Written task: Set down the records once more, please, exactly and with the pictures left out.

Data items:
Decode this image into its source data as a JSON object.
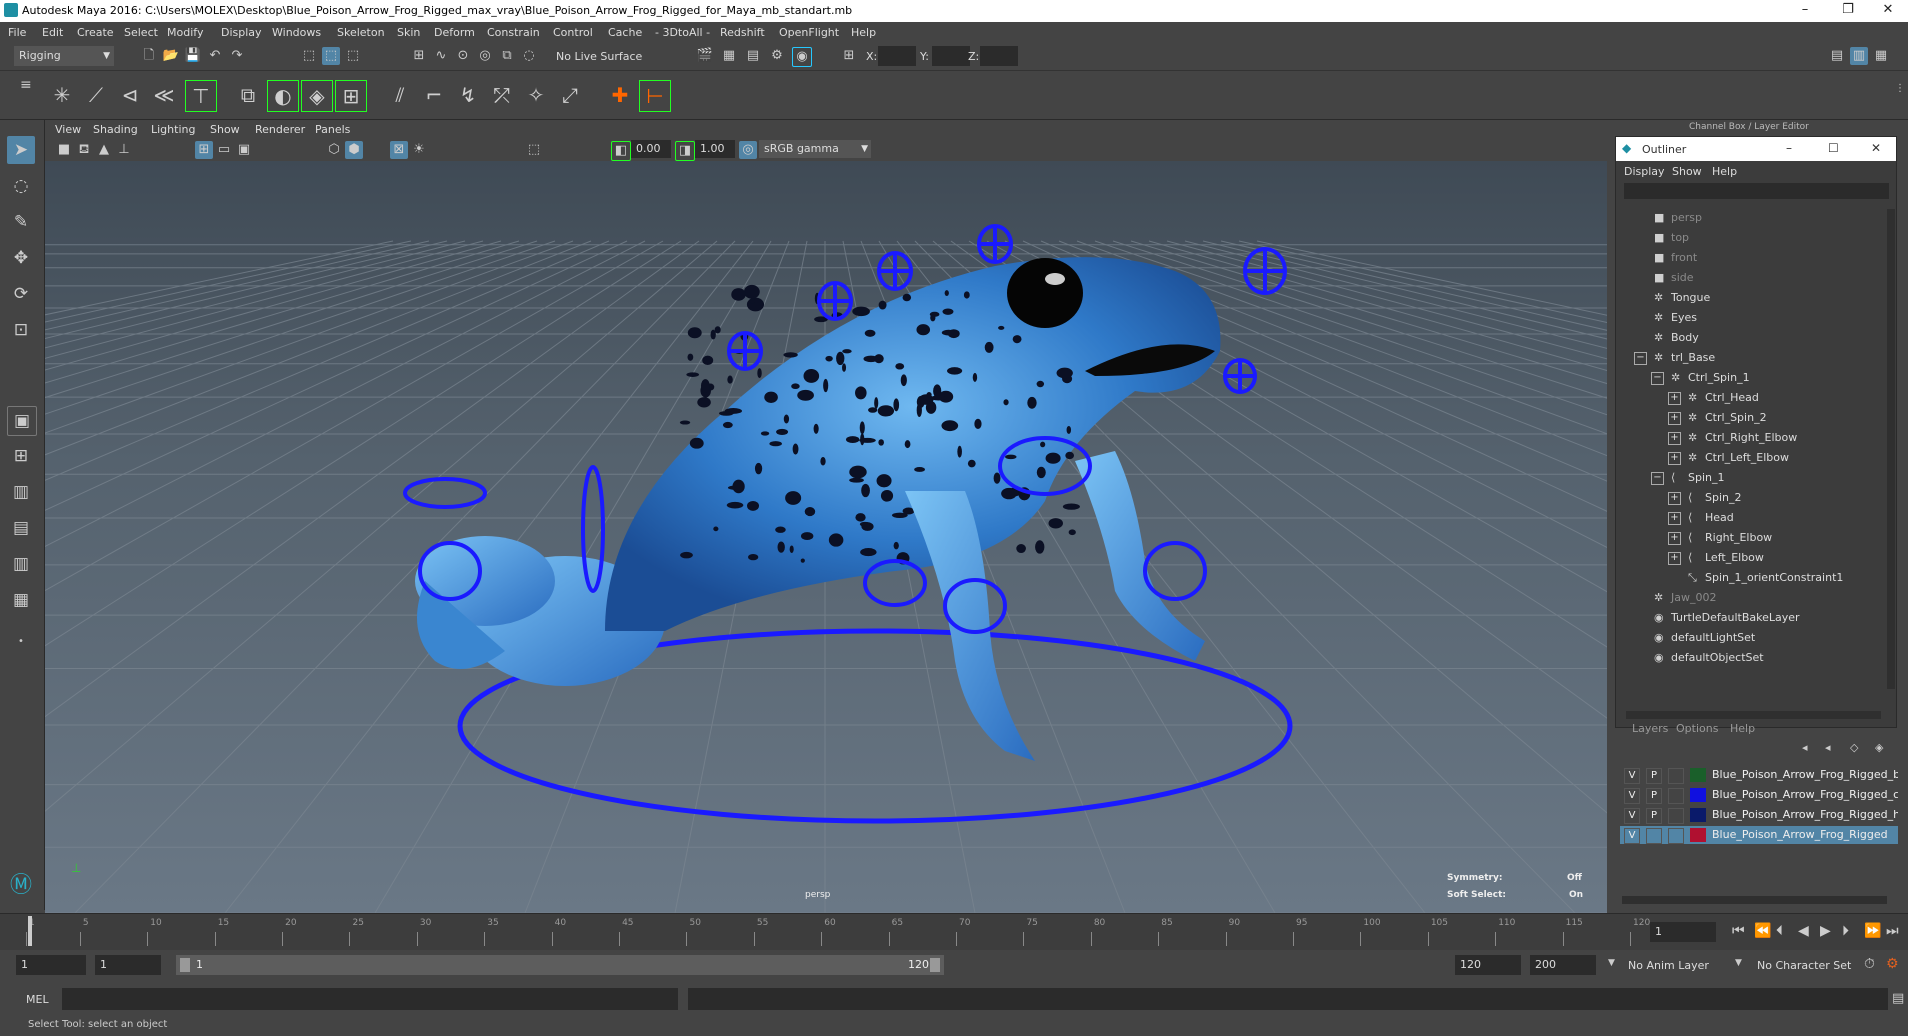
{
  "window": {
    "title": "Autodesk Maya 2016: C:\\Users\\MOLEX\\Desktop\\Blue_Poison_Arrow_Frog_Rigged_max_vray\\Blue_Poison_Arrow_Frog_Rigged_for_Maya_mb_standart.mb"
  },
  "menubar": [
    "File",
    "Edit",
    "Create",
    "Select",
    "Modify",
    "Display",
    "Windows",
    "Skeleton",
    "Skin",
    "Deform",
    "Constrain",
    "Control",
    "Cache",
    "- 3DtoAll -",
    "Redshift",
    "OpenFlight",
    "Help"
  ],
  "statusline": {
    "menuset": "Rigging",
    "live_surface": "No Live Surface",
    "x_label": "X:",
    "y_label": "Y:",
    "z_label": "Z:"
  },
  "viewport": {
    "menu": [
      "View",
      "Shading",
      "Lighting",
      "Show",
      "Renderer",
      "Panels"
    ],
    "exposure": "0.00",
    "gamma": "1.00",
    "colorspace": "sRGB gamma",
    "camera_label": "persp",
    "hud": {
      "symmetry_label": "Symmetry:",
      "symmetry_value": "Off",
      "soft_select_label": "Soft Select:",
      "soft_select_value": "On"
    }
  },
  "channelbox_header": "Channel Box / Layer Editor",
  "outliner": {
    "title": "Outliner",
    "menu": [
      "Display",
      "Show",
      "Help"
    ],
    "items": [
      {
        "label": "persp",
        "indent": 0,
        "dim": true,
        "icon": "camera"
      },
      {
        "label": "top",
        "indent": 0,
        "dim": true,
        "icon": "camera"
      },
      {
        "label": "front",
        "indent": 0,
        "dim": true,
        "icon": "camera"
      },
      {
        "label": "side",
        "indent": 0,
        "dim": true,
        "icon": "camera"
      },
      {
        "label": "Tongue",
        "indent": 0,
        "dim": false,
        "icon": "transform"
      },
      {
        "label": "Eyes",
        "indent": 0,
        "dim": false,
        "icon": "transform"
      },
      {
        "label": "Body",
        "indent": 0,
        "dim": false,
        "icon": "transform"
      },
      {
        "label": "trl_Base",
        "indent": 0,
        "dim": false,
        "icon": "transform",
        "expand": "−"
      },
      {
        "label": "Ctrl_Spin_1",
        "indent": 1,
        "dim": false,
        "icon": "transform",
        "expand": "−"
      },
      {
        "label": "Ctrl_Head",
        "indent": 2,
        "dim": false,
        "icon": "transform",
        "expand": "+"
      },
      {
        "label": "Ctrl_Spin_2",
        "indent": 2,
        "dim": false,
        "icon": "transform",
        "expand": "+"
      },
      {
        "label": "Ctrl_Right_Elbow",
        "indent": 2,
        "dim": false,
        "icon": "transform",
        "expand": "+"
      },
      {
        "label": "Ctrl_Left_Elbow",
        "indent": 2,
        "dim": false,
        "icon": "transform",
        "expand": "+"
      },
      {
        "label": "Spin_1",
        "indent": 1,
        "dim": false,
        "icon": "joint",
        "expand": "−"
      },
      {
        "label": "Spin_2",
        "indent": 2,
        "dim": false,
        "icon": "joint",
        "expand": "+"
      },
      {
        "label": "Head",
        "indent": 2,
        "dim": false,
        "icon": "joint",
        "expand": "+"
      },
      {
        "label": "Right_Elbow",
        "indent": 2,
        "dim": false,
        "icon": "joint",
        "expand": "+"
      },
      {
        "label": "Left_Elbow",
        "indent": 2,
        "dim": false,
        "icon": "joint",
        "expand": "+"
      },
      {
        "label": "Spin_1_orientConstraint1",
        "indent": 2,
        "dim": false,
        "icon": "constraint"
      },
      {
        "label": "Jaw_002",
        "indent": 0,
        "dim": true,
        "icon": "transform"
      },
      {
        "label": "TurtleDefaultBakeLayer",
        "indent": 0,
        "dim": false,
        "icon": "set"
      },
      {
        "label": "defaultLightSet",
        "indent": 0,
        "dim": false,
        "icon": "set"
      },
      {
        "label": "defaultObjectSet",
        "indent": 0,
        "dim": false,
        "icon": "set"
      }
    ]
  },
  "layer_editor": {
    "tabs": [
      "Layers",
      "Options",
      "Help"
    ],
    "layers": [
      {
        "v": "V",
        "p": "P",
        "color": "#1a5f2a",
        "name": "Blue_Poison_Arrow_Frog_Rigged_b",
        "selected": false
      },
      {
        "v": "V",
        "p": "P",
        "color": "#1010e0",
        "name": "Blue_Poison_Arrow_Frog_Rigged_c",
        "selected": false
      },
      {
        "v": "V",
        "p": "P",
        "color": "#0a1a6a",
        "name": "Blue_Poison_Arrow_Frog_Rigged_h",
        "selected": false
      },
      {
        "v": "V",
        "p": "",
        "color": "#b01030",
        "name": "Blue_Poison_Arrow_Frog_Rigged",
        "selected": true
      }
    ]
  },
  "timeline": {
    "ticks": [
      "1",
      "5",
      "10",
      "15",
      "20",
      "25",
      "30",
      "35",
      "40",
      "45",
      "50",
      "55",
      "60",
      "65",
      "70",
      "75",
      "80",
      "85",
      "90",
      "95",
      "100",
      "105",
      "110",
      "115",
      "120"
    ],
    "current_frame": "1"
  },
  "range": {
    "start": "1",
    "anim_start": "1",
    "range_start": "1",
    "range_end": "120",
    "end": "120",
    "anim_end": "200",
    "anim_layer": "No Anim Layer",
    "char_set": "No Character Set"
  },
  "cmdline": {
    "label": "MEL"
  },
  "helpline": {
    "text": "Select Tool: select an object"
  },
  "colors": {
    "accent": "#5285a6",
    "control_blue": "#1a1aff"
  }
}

Answer for the task:
Decode this image into its source data as a JSON object.
{
  "window": {
    "title": "Autodesk Maya 2016: C:\\Users\\MOLEX\\Desktop\\Blue_Poison_Arrow_Frog_Rigged_max_vray\\Blue_Poison_Arrow_Frog_Rigged_for_Maya_mb_standart.mb"
  },
  "menubar": [
    "File",
    "Edit",
    "Create",
    "Select",
    "Modify",
    "Display",
    "Windows",
    "Skeleton",
    "Skin",
    "Deform",
    "Constrain",
    "Control",
    "Cache",
    "- 3DtoAll -",
    "Redshift",
    "OpenFlight",
    "Help"
  ],
  "statusline": {
    "menuset": "Rigging",
    "live_surface": "No Live Surface",
    "x_label": "X:",
    "y_label": "Y:",
    "z_label": "Z:"
  },
  "viewport": {
    "menu": [
      "View",
      "Shading",
      "Lighting",
      "Show",
      "Renderer",
      "Panels"
    ],
    "exposure": "0.00",
    "gamma": "1.00",
    "colorspace": "sRGB gamma",
    "camera_label": "persp",
    "hud": {
      "symmetry_label": "Symmetry:",
      "symmetry_value": "Off",
      "soft_select_label": "Soft Select:",
      "soft_select_value": "On"
    }
  },
  "channelbox_header": "Channel Box / Layer Editor",
  "outliner": {
    "title": "Outliner",
    "menu": [
      "Display",
      "Show",
      "Help"
    ],
    "items": [
      {
        "label": "persp",
        "indent": 0,
        "dim": true,
        "icon": "camera"
      },
      {
        "label": "top",
        "indent": 0,
        "dim": true,
        "icon": "camera"
      },
      {
        "label": "front",
        "indent": 0,
        "dim": true,
        "icon": "camera"
      },
      {
        "label": "side",
        "indent": 0,
        "dim": true,
        "icon": "camera"
      },
      {
        "label": "Tongue",
        "indent": 0,
        "dim": false,
        "icon": "transform"
      },
      {
        "label": "Eyes",
        "indent": 0,
        "dim": false,
        "icon": "transform"
      },
      {
        "label": "Body",
        "indent": 0,
        "dim": false,
        "icon": "transform"
      },
      {
        "label": "trl_Base",
        "indent": 0,
        "dim": false,
        "icon": "transform",
        "expand": "−"
      },
      {
        "label": "Ctrl_Spin_1",
        "indent": 1,
        "dim": false,
        "icon": "transform",
        "expand": "−"
      },
      {
        "label": "Ctrl_Head",
        "indent": 2,
        "dim": false,
        "icon": "transform",
        "expand": "+"
      },
      {
        "label": "Ctrl_Spin_2",
        "indent": 2,
        "dim": false,
        "icon": "transform",
        "expand": "+"
      },
      {
        "label": "Ctrl_Right_Elbow",
        "indent": 2,
        "dim": false,
        "icon": "transform",
        "expand": "+"
      },
      {
        "label": "Ctrl_Left_Elbow",
        "indent": 2,
        "dim": false,
        "icon": "transform",
        "expand": "+"
      },
      {
        "label": "Spin_1",
        "indent": 1,
        "dim": false,
        "icon": "joint",
        "expand": "−"
      },
      {
        "label": "Spin_2",
        "indent": 2,
        "dim": false,
        "icon": "joint",
        "expand": "+"
      },
      {
        "label": "Head",
        "indent": 2,
        "dim": false,
        "icon": "joint",
        "expand": "+"
      },
      {
        "label": "Right_Elbow",
        "indent": 2,
        "dim": false,
        "icon": "joint",
        "expand": "+"
      },
      {
        "label": "Left_Elbow",
        "indent": 2,
        "dim": false,
        "icon": "joint",
        "expand": "+"
      },
      {
        "label": "Spin_1_orientConstraint1",
        "indent": 2,
        "dim": false,
        "icon": "constraint"
      },
      {
        "label": "Jaw_002",
        "indent": 0,
        "dim": true,
        "icon": "transform"
      },
      {
        "label": "TurtleDefaultBakeLayer",
        "indent": 0,
        "dim": false,
        "icon": "set"
      },
      {
        "label": "defaultLightSet",
        "indent": 0,
        "dim": false,
        "icon": "set"
      },
      {
        "label": "defaultObjectSet",
        "indent": 0,
        "dim": false,
        "icon": "set"
      }
    ]
  },
  "layer_editor": {
    "tabs": [
      "Layers",
      "Options",
      "Help"
    ],
    "layers": [
      {
        "v": "V",
        "p": "P",
        "color": "#1a5f2a",
        "name": "Blue_Poison_Arrow_Frog_Rigged_b",
        "selected": false
      },
      {
        "v": "V",
        "p": "P",
        "color": "#1010e0",
        "name": "Blue_Poison_Arrow_Frog_Rigged_c",
        "selected": false
      },
      {
        "v": "V",
        "p": "P",
        "color": "#0a1a6a",
        "name": "Blue_Poison_Arrow_Frog_Rigged_h",
        "selected": false
      },
      {
        "v": "V",
        "p": "",
        "color": "#b01030",
        "name": "Blue_Poison_Arrow_Frog_Rigged",
        "selected": true
      }
    ]
  },
  "timeline": {
    "ticks": [
      "1",
      "5",
      "10",
      "15",
      "20",
      "25",
      "30",
      "35",
      "40",
      "45",
      "50",
      "55",
      "60",
      "65",
      "70",
      "75",
      "80",
      "85",
      "90",
      "95",
      "100",
      "105",
      "110",
      "115",
      "120"
    ],
    "current_frame": "1"
  },
  "range": {
    "start": "1",
    "anim_start": "1",
    "range_start": "1",
    "range_end": "120",
    "end": "120",
    "anim_end": "200",
    "anim_layer": "No Anim Layer",
    "char_set": "No Character Set"
  },
  "cmdline": {
    "label": "MEL"
  },
  "helpline": {
    "text": "Select Tool: select an object"
  },
  "colors": {
    "accent": "#5285a6",
    "control_blue": "#1a1aff"
  }
}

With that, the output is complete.